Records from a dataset
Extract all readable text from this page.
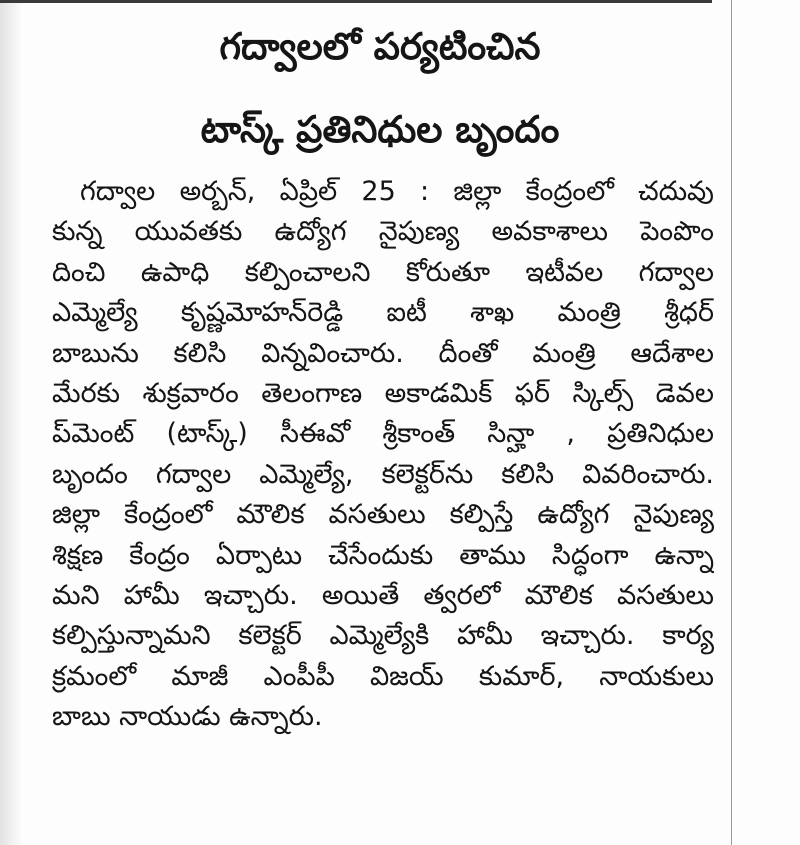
గద్వాలలో పర్యటించిన
టాస్క్ ప్రతినిధుల బృందం
గద్వాల అర్బన్, ఏప్రిల్ 25 : జిల్లా కేంద్రంలో చదువు
కున్న యువతకు ఉద్యోగ నైపుణ్య అవకాశాలు పెంపొం
దించి ఉపాధి కల్పించాలని కోరుతూ ఇటీవల గద్వాల
ఎమ్మెల్యే కృష్ణమోహన్‌రెడ్డి ఐటీ శాఖ మంత్రి శ్రీధర్
బాబును కలిసి విన్నవించారు. దీంతో మంత్రి ఆదేశాల
మేరకు శుక్రవారం తెలంగాణ అకాడమిక్ ఫర్ స్కిల్స్ డెవల
ప్‌మెంట్ (టాస్క్) సీఈవో శ్రీకాంత్ సిన్హా , ప్రతినిధుల
బృందం గద్వాల ఎమ్మెల్యే, కలెక్టర్‌ను కలిసి వివరించారు.
జిల్లా కేంద్రంలో మౌలిక వసతులు కల్పిస్తే ఉద్యోగ నైపుణ్య
శిక్షణ కేంద్రం ఏర్పాటు చేసేందుకు తాము సిద్ధంగా ఉన్నా
మని హామీ ఇచ్చారు. అయితే త్వరలో మౌలిక వసతులు
కల్పిస్తున్నామని కలెక్టర్ ఎమ్మెల్యేకి హామీ ఇచ్చారు. కార్య
క్రమంలో మాజీ ఎంపీపీ విజయ్ కుమార్, నాయకులు
బాబు నాయుడు ఉన్నారు.
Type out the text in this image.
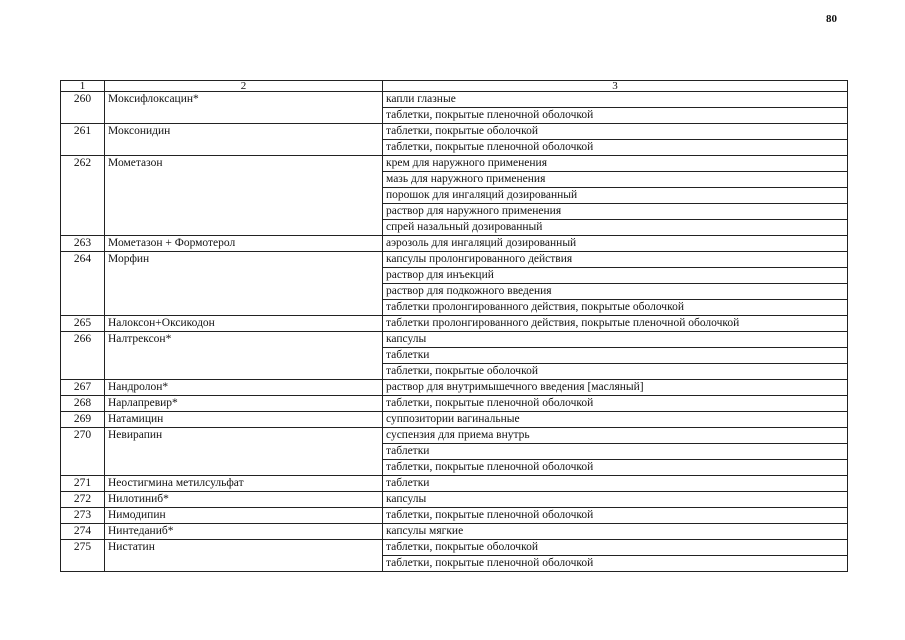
80
1	2	3
260	Моксифлоксацин*	капли глазные
		таблетки, покрытые пленочной оболочкой
261	Моксонидин	таблетки, покрытые оболочкой
		таблетки, покрытые пленочной оболочкой
262	Мометазон	крем для наружного применения
		мазь для наружного применения
		порошок для ингаляций дозированный
		раствор для наружного применения
		спрей назальный дозированный
263	Мометазон + Формотерол	аэрозоль для ингаляций дозированный
264	Морфин	капсулы пролонгированного действия
		раствор для инъекций
		раствор для подкожного введения
		таблетки пролонгированного действия, покрытые оболочкой
265	Налоксон+Оксикодон	таблетки пролонгированного действия, покрытые пленочной оболочкой
266	Налтрексон*	капсулы
		таблетки
		таблетки, покрытые оболочкой
267	Нандролон*	раствор для внутримышечного введения [масляный]
268	Нарлапревир*	таблетки, покрытые пленочной оболочкой
269	Натамицин	суппозитории вагинальные
270	Невирапин	суспензия для приема внутрь
		таблетки
		таблетки, покрытые пленочной оболочкой
271	Неостигмина метилсульфат	таблетки
272	Нилотиниб*	капсулы
273	Нимодипин	таблетки, покрытые пленочной оболочкой
274	Нинтеданиб*	капсулы мягкие
275	Нистатин	таблетки, покрытые оболочкой
		таблетки, покрытые пленочной оболочкой
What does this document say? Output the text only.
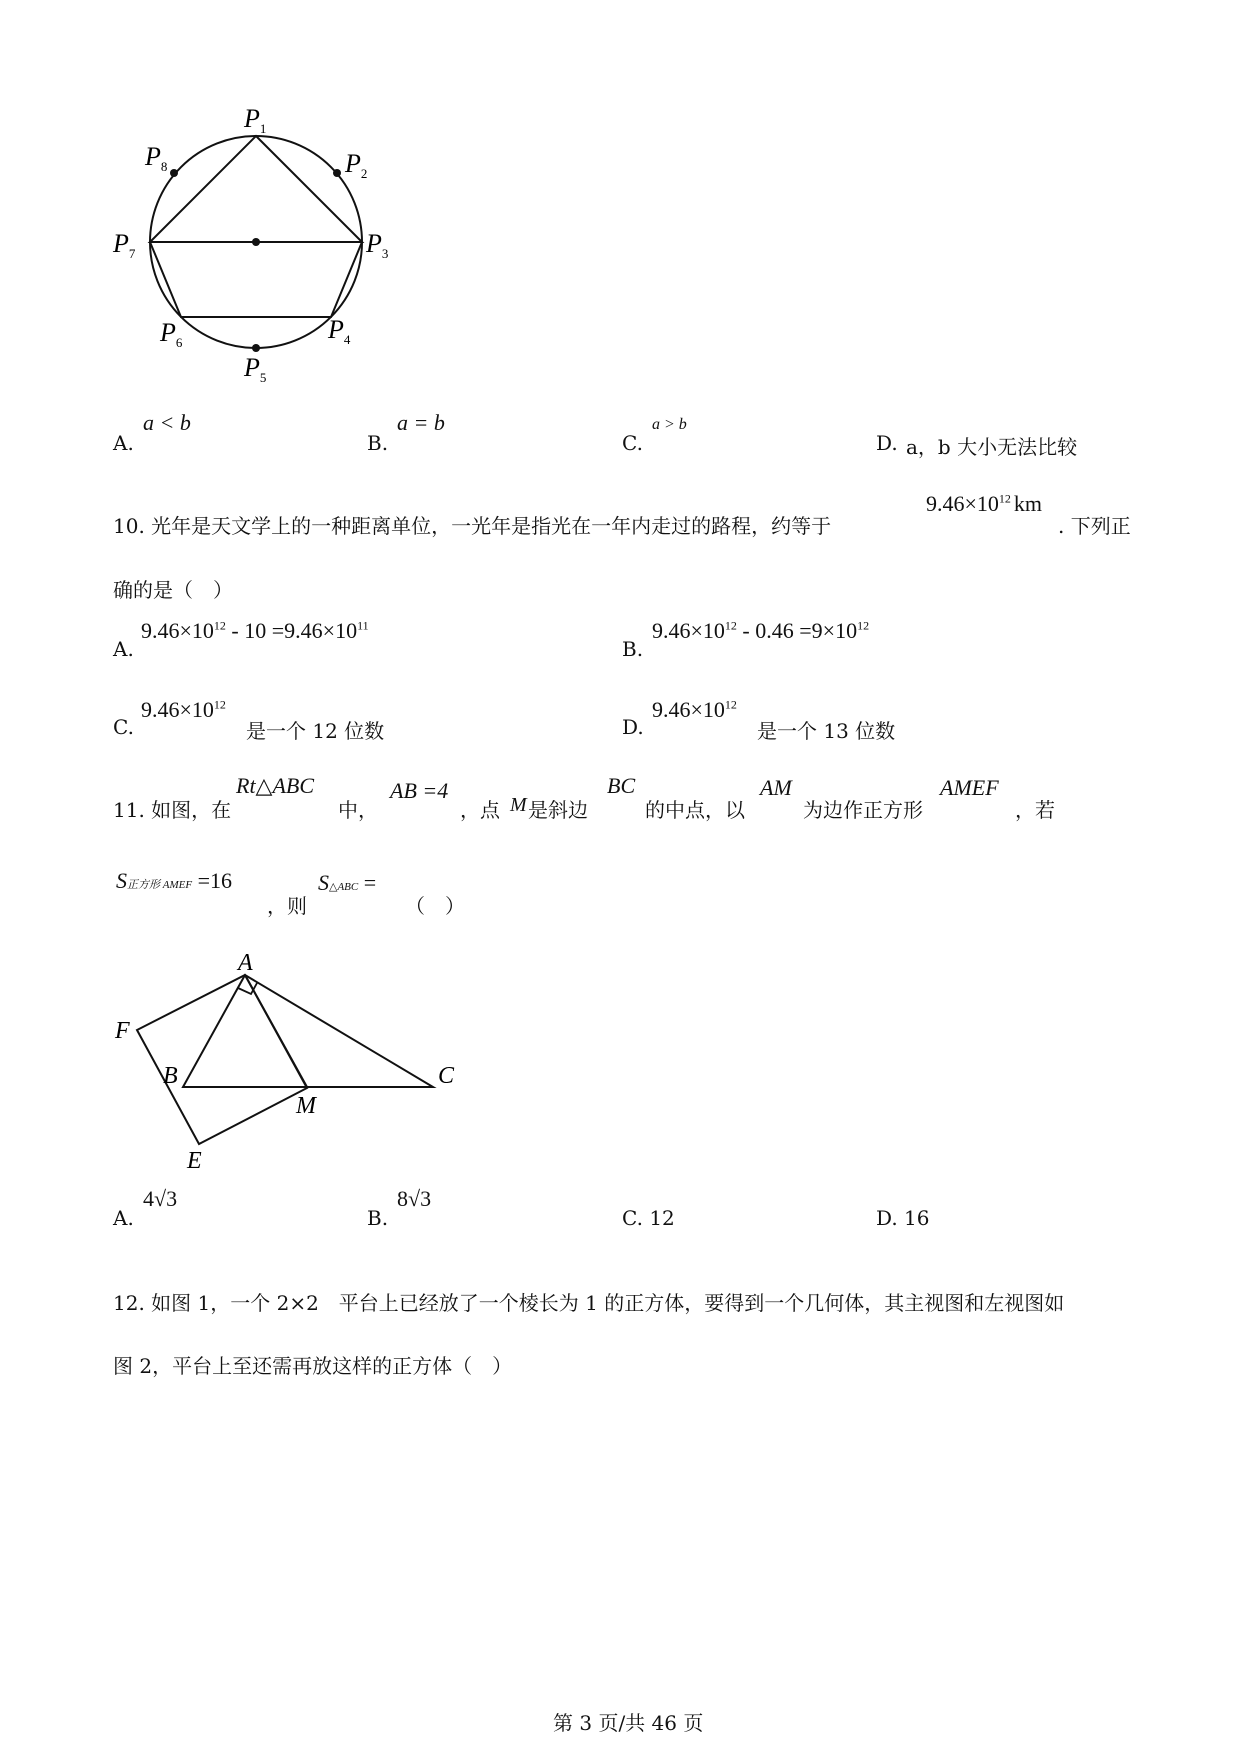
$P_1$
$P_2$
$P_3$
$P_4$
$P_5$
$P_6$
$P_7$
$P_8$
A.
a < b
B.
a = b
C.
a > b
D. a，b 大小无法比较
10. 光年是天文学上的一种距离单位，一光年是指光在一年内走过的路程，约等于
$9.46\times 10^{12}$ km
. 下列正
确的是（　）
A.
$9.46\times 10^{12} - 10 =9.46\times 10^{11}$
B.
$9.46\times 10^{12} - 0.46 =9\times 10^{12}$
C.
$9.46\times 10^{12}$
是一个 12 位数	D.
$9.46\times 10^{12}$
是一个 13 位数
11. 如图，在
Rt△ABC
中，
AB =4
，点 M 是斜边
BC
的中点，以
AM
为边作正方形
AMEF
，若
S正方形 AMEF =16
，则
S△ABC =
（　）
A
B	C
M
E
F
A.
4√3
B.
8√3
C. 12	D. 16
12. 如图 1，一个 2×2　平台上已经放了一个棱长为 1 的正方体，要得到一个几何体，其主视图和左视图如
图 2，平台上至还需再放这样的正方体（　）
第 3 页/共 46 页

JOB
Consider the entries above and return each line with the string "капсулы".

EXERCISE SOLUTION
264	Морфин	капсулы пролонгированного действия
266	Налтрексон*	капсулы
272	Нилотиниб*	капсулы
274	Нинтеданиб*	капсулы мягкие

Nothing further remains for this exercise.